YOUR TASK
Give the number of lines in the data that hold the word "mantissa", and nothing else.

RECORDS FOR THE EXERCISE
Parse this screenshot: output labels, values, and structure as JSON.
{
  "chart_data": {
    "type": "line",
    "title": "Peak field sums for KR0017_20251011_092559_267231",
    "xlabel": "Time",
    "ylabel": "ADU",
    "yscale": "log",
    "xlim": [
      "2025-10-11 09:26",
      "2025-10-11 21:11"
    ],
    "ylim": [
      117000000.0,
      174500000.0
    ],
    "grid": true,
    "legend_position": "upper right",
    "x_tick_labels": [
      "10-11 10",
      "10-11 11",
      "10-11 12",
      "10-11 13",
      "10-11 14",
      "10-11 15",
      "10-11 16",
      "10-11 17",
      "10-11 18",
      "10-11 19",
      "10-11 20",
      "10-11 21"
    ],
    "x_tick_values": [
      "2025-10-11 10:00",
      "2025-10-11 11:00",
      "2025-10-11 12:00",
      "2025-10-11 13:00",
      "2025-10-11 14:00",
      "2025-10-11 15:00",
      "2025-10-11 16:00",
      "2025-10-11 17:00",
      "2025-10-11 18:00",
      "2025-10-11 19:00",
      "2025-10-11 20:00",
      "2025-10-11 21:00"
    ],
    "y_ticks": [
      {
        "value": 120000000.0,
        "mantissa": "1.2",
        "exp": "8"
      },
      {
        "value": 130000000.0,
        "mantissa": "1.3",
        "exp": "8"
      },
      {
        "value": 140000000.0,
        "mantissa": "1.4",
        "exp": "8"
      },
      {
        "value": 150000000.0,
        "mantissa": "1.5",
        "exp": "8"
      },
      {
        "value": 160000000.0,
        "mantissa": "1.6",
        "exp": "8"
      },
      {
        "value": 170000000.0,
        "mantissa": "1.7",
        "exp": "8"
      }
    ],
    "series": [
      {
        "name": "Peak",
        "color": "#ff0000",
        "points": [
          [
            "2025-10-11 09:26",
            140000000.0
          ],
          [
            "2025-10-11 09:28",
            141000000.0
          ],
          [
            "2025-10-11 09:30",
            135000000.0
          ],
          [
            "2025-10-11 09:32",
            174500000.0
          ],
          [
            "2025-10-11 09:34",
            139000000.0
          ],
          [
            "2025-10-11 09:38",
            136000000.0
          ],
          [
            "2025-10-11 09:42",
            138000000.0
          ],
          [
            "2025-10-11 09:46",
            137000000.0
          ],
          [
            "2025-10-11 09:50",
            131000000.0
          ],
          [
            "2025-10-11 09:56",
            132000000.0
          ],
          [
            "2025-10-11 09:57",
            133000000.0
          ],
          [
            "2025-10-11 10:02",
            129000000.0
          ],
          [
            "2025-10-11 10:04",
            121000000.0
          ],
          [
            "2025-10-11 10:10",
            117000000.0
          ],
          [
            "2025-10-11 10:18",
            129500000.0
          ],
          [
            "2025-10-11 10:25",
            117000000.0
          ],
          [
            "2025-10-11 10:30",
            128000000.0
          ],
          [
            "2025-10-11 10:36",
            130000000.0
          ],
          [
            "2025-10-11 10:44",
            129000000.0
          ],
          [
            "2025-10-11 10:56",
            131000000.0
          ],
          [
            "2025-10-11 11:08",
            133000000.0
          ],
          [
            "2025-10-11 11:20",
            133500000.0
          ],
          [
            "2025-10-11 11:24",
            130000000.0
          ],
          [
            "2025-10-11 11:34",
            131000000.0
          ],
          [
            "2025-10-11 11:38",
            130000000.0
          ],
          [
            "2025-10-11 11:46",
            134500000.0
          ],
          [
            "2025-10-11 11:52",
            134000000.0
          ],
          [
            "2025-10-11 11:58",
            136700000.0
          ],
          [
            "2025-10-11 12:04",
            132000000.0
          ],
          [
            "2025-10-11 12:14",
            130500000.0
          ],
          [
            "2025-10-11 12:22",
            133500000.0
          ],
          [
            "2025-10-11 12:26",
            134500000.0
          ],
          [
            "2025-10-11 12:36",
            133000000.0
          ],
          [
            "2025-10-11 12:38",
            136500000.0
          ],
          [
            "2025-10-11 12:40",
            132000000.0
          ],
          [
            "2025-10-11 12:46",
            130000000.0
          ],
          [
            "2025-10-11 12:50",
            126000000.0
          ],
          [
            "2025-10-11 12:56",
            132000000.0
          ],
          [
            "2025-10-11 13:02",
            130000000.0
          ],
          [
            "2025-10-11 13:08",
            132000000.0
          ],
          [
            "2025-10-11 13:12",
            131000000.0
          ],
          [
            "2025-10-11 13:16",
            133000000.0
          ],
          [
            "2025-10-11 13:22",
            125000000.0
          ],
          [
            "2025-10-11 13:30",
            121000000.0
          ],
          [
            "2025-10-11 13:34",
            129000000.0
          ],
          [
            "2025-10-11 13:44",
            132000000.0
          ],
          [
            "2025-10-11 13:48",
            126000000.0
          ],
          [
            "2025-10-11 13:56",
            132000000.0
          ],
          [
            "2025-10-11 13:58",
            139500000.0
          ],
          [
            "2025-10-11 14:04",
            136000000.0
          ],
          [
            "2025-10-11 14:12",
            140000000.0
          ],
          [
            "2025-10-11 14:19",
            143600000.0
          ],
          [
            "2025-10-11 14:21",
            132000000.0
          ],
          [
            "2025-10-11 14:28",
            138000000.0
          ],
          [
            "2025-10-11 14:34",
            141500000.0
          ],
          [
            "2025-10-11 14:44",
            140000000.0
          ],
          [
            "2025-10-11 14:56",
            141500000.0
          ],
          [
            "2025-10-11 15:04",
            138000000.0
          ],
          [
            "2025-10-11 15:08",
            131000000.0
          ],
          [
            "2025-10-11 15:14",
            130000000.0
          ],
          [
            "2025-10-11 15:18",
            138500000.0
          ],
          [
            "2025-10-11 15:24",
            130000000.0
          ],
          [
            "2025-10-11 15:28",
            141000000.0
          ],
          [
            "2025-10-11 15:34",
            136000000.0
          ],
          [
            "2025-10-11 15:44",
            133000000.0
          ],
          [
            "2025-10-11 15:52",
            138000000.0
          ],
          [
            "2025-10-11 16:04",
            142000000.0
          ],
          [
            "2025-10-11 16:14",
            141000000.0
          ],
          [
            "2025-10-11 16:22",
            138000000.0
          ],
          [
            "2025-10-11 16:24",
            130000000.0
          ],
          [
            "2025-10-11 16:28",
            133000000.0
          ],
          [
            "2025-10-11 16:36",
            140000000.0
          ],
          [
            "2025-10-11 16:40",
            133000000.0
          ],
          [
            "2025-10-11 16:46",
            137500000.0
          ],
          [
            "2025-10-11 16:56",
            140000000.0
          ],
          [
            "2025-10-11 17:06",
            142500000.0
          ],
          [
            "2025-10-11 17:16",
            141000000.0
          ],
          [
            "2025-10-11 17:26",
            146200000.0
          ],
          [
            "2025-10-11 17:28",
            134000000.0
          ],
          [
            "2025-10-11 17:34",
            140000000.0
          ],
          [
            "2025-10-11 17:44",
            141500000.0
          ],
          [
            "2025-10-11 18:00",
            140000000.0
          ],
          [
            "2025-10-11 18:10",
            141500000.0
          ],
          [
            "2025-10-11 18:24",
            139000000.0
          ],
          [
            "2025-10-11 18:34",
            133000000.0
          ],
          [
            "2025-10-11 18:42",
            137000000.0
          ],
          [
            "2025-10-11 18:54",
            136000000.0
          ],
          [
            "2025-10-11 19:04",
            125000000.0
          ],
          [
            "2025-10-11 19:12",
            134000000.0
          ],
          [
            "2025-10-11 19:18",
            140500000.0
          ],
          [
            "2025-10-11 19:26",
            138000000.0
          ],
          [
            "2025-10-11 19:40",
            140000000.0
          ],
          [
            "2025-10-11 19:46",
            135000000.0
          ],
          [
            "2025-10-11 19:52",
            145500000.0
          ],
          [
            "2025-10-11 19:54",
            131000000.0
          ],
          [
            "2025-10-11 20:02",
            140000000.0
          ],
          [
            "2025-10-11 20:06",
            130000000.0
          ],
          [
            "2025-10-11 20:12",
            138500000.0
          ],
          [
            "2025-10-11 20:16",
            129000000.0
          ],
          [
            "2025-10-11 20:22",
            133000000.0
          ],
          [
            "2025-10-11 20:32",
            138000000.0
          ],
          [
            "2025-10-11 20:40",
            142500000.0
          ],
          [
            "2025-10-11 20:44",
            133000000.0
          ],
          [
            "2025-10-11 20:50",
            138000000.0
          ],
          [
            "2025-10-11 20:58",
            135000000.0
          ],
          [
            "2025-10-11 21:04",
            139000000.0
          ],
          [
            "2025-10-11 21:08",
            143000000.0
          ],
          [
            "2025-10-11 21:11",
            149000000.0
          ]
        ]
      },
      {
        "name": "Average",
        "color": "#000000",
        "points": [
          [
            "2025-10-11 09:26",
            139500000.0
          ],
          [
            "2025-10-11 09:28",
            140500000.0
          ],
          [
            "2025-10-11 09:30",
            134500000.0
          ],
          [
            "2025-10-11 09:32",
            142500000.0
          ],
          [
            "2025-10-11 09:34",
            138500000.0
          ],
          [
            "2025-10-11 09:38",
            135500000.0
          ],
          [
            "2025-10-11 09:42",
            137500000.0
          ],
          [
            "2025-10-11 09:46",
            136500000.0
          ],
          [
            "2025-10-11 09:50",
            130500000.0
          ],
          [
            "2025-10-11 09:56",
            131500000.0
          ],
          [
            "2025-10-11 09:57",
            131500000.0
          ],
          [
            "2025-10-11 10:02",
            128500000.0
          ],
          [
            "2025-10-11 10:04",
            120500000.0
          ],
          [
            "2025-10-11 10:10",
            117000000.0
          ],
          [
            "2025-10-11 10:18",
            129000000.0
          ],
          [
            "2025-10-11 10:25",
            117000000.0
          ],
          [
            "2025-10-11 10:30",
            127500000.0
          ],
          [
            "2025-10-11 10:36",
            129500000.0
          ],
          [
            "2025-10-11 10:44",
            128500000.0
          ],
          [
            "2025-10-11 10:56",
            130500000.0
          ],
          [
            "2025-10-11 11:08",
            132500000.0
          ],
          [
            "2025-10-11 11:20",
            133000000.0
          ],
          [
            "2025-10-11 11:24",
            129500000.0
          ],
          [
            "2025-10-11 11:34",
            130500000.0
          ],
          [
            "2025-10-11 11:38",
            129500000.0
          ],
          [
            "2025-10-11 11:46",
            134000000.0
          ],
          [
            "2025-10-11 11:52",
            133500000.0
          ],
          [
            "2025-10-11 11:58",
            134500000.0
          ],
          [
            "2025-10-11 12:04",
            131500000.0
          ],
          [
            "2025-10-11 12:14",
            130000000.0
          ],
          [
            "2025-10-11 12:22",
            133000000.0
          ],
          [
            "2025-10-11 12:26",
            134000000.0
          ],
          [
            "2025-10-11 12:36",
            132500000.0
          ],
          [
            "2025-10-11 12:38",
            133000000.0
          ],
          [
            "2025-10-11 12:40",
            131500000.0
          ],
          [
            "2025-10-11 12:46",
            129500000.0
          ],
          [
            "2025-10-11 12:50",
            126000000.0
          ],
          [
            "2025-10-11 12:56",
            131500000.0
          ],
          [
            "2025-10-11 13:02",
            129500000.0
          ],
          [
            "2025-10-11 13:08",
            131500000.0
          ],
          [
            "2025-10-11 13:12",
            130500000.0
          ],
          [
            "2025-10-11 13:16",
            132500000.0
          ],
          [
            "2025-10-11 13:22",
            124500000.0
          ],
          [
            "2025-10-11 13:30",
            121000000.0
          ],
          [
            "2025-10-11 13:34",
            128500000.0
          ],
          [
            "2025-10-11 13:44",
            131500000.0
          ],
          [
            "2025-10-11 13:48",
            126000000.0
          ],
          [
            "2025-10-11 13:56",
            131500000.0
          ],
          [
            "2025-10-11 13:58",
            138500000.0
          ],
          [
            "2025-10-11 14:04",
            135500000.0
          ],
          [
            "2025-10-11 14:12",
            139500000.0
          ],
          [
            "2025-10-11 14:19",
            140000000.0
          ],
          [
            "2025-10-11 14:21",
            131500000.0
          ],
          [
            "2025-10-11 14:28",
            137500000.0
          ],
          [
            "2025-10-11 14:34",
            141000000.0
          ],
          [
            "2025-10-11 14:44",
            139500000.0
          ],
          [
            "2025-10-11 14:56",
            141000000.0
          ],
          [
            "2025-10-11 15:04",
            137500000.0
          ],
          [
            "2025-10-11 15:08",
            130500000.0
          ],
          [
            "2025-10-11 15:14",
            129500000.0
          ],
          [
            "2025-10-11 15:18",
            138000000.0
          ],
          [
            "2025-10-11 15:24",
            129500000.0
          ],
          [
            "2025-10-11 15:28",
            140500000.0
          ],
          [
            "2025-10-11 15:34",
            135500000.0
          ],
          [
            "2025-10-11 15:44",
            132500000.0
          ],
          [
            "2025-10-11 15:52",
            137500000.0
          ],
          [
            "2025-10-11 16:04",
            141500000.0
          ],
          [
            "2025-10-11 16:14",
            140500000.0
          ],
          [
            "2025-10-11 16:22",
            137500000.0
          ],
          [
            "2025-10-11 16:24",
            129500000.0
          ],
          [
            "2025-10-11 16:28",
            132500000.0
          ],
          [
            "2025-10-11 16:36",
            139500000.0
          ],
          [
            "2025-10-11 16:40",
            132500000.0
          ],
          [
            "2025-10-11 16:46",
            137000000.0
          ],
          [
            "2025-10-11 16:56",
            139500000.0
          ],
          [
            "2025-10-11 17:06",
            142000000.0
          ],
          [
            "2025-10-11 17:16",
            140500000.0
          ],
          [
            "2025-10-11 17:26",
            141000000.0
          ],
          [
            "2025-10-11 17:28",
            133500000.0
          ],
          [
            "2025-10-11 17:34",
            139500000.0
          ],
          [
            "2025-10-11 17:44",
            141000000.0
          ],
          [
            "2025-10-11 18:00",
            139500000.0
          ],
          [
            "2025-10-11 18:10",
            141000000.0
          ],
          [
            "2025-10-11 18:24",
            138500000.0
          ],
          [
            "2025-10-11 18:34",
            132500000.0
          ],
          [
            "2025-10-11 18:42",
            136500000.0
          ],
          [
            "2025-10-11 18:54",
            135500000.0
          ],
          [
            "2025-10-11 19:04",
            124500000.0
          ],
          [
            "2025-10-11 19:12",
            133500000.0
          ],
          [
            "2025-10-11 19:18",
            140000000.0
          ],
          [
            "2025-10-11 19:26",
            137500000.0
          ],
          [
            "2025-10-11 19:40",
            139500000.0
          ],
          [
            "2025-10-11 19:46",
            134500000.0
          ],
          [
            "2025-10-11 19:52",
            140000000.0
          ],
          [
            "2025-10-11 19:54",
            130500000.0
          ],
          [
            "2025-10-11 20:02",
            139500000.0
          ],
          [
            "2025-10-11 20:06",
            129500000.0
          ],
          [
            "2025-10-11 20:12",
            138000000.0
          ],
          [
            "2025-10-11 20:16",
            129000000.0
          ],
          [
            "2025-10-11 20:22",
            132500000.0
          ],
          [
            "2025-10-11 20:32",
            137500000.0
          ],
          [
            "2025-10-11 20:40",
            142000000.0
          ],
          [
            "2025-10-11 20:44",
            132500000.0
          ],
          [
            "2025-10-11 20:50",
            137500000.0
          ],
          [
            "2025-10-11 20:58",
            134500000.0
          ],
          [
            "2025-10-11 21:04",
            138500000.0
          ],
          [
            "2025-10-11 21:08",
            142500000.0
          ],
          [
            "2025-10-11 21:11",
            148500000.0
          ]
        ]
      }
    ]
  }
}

RIGHT ANSWER
6